* **Goal**
Take the material and output all of it exactly.
....
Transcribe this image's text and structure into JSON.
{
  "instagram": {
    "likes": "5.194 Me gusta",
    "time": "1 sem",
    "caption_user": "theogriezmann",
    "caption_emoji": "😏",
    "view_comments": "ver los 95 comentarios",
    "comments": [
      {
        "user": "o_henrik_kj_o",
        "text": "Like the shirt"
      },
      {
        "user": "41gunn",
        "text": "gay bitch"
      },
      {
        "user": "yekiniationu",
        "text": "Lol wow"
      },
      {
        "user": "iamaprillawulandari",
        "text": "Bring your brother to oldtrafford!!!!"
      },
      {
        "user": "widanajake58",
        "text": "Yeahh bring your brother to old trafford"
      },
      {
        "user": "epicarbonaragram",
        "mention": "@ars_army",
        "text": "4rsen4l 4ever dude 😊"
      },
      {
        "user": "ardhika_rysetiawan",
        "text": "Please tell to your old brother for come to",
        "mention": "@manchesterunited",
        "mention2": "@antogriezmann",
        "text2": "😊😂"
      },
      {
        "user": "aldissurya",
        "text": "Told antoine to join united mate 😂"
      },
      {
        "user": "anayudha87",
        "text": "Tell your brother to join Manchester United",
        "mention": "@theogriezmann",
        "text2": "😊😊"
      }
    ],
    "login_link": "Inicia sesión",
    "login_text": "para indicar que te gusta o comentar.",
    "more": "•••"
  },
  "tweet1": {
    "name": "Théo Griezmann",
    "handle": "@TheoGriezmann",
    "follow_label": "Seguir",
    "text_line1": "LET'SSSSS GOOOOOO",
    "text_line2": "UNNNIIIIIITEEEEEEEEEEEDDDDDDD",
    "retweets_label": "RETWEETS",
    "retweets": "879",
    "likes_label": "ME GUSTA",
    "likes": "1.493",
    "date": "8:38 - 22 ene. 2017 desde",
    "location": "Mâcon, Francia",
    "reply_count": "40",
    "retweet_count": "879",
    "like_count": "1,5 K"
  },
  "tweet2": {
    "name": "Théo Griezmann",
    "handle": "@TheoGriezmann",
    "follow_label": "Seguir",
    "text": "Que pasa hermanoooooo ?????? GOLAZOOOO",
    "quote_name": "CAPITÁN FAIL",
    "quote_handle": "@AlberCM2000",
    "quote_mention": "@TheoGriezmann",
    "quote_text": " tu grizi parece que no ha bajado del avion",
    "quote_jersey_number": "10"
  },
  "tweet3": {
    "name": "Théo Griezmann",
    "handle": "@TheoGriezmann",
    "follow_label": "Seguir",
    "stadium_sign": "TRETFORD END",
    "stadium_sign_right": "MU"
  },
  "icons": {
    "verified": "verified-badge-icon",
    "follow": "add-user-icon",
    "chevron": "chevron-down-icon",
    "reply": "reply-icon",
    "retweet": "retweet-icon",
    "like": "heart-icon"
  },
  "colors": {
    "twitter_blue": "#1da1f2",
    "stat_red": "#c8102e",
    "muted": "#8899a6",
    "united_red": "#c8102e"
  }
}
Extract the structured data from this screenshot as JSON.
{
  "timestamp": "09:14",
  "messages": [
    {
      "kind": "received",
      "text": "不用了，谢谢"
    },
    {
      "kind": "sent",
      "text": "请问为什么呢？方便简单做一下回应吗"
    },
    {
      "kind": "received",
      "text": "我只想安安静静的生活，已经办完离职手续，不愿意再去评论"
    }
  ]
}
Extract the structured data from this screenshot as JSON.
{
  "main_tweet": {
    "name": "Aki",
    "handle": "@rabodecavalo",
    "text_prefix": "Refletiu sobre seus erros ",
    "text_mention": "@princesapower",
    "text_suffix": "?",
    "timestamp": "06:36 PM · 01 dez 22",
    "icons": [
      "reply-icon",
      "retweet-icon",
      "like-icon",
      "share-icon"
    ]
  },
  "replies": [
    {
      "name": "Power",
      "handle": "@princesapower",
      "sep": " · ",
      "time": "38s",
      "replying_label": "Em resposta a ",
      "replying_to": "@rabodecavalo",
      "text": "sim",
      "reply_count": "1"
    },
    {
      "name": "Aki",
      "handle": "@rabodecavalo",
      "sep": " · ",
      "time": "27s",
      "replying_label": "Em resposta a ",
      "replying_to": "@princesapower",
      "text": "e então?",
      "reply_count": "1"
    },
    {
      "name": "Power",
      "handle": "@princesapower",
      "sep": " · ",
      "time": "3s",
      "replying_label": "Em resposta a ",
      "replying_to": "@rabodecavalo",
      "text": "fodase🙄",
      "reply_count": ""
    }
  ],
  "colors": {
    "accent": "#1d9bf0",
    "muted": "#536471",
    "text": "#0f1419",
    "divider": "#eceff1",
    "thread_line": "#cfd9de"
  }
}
....
* **Reply**
Transcribe this image's text and structure into JSON.
{
  "instagram": {
    "likes": "5.194 Me gusta",
    "time": "1 sem",
    "caption_user": "theogriezmann",
    "caption_emoji": "😏",
    "view_comments": "ver los 95 comentarios",
    "comments": [
      {
        "user": "o_henrik_kj_o",
        "text": "Like the shirt"
      },
      {
        "user": "41gunn",
        "text": "gay bitch"
      },
      {
        "user": "yekiniationu",
        "text": "Lol wow"
      },
      {
        "user": "iamaprillawulandari",
        "text": "Bring your brother to oldtrafford!!!!"
      },
      {
        "user": "widanajake58",
        "text": "Yeahh bring your brother to old trafford"
      },
      {
        "user": "epicarbonaragram",
        "mention": "@ars_army",
        "text": "4rsen4l 4ever dude 😊"
      },
      {
        "user": "ardhika_rysetiawan",
        "text": "Please tell to your old brother for come to",
        "mention": "@manchesterunited",
        "mention2": "@antogriezmann",
        "text2": "😊😂"
      },
      {
        "user": "aldissurya",
        "text": "Told antoine to join united mate 😂"
      },
      {
        "user": "anayudha87",
        "text": "Tell your brother to join Manchester United",
        "mention": "@theogriezmann",
        "text2": "😊😊"
      }
    ],
    "login_link": "Inicia sesión",
    "login_text": "para indicar que te gusta o comentar.",
    "more": "•••"
  },
  "tweet1": {
    "name": "Théo Griezmann",
    "handle": "@TheoGriezmann",
    "follow_label": "Seguir",
    "text_line1": "LET'SSSSS GOOOOOO",
    "text_line2": "UNNNIIIIIITEEEEEEEEEEEDDDDDDD",
    "retweets_label": "RETWEETS",
    "retweets": "879",
    "likes_label": "ME GUSTA",
    "likes": "1.493",
    "date": "8:38 - 22 ene. 2017 desde",
    "location": "Mâcon, Francia",
    "reply_count": "40",
    "retweet_count": "879",
    "like_count": "1,5 K"
  },
  "tweet2": {
    "name": "Théo Griezmann",
    "handle": "@TheoGriezmann",
    "follow_label": "Seguir",
    "text": "Que pasa hermanoooooo ?????? GOLAZOOOO",
    "quote_name": "CAPITÁN FAIL",
    "quote_handle": "@AlberCM2000",
    "quote_mention": "@TheoGriezmann",
    "quote_text": " tu grizi parece que no ha bajado del avion",
    "quote_jersey_number": "10"
  },
  "tweet3": {
    "name": "Théo Griezmann",
    "handle": "@TheoGriezmann",
    "follow_label": "Seguir",
    "stadium_sign": "TRETFORD END",
    "stadium_sign_right": "MU"
  },
  "icons": {
    "verified": "verified-badge-icon",
    "follow": "add-user-icon",
    "chevron": "chevron-down-icon",
    "reply": "reply-icon",
    "retweet": "retweet-icon",
    "like": "heart-icon"
  },
  "colors": {
    "twitter_blue": "#1da1f2",
    "stat_red": "#c8102e",
    "muted": "#8899a6",
    "united_red": "#c8102e"
  }
}
Extract the structured data from this screenshot as JSON.
{
  "timestamp": "09:14",
  "messages": [
    {
      "kind": "received",
      "text": "不用了，谢谢"
    },
    {
      "kind": "sent",
      "text": "请问为什么呢？方便简单做一下回应吗"
    },
    {
      "kind": "received",
      "text": "我只想安安静静的生活，已经办完离职手续，不愿意再去评论"
    }
  ]
}
Extract the structured data from this screenshot as JSON.
{
  "main_tweet": {
    "name": "Aki",
    "handle": "@rabodecavalo",
    "text_prefix": "Refletiu sobre seus erros ",
    "text_mention": "@princesapower",
    "text_suffix": "?",
    "timestamp": "06:36 PM · 01 dez 22",
    "icons": [
      "reply-icon",
      "retweet-icon",
      "like-icon",
      "share-icon"
    ]
  },
  "replies": [
    {
      "name": "Power",
      "handle": "@princesapower",
      "sep": " · ",
      "time": "38s",
      "replying_label": "Em resposta a ",
      "replying_to": "@rabodecavalo",
      "text": "sim",
      "reply_count": "1"
    },
    {
      "name": "Aki",
      "handle": "@rabodecavalo",
      "sep": " · ",
      "time": "27s",
      "replying_label": "Em resposta a ",
      "replying_to": "@princesapower",
      "text": "e então?",
      "reply_count": "1"
    },
    {
      "name": "Power",
      "handle": "@princesapower",
      "sep": " · ",
      "time": "3s",
      "replying_label": "Em resposta a ",
      "replying_to": "@rabodecavalo",
      "text": "fodase🙄",
      "reply_count": ""
    }
  ],
  "colors": {
    "accent": "#1d9bf0",
    "muted": "#536471",
    "text": "#0f1419",
    "divider": "#eceff1",
    "thread_line": "#cfd9de"
  }
}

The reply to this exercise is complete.